## Short problem
Across the data below, how many lines hold "name"? Answer with that number and nothing else.

________________

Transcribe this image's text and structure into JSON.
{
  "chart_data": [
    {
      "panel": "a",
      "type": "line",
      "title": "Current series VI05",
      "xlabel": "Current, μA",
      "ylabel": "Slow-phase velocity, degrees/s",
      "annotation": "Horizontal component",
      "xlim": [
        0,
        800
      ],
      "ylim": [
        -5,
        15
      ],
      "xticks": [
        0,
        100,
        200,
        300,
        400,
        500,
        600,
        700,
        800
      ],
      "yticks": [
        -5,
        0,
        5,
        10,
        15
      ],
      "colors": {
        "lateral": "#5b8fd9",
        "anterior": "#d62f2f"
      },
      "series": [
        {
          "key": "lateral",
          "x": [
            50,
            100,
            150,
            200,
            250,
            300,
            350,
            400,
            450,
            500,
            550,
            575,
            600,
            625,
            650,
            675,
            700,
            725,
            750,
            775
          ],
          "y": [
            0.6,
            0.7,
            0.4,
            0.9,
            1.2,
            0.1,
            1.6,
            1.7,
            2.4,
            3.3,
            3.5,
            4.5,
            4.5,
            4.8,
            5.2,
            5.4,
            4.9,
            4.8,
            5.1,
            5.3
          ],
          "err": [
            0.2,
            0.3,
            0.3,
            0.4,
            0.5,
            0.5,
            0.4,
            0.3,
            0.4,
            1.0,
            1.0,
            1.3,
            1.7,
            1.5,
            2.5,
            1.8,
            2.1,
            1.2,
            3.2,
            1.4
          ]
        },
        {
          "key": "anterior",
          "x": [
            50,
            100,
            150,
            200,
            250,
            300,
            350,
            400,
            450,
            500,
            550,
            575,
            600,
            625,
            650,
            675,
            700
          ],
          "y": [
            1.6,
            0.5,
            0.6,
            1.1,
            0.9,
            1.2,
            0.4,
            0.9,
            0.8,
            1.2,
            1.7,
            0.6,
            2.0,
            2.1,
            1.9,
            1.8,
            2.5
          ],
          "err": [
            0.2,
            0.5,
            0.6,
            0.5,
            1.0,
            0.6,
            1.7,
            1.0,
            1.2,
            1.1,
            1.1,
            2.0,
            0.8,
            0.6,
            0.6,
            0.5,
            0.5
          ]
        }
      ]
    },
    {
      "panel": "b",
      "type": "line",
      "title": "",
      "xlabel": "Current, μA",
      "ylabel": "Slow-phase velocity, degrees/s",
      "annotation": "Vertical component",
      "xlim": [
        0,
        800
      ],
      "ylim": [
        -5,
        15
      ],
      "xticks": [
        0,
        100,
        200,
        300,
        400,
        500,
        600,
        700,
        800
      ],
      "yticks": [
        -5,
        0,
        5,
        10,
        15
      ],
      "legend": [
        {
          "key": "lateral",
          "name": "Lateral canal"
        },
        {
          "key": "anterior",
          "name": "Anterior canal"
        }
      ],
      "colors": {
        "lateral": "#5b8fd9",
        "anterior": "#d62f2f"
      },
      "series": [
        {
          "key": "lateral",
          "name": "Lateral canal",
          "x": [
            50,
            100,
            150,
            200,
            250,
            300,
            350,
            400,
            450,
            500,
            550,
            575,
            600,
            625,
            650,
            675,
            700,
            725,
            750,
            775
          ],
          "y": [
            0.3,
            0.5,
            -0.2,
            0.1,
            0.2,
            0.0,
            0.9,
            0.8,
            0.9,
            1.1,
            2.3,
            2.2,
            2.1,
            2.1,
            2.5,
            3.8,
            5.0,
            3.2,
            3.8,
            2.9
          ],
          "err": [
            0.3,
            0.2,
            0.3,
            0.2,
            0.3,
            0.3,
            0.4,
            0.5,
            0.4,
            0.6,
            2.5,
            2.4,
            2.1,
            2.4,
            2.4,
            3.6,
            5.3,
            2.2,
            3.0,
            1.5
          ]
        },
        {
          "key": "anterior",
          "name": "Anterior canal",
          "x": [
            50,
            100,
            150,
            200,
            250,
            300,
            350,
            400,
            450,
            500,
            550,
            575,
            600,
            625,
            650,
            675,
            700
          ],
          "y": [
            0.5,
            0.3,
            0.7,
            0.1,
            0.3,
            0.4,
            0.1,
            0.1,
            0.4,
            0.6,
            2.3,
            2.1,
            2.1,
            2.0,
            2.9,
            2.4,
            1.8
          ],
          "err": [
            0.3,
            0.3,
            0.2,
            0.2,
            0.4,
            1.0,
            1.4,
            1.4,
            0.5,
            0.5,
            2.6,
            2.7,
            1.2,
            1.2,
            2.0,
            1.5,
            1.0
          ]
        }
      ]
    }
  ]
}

________________

## Final result
4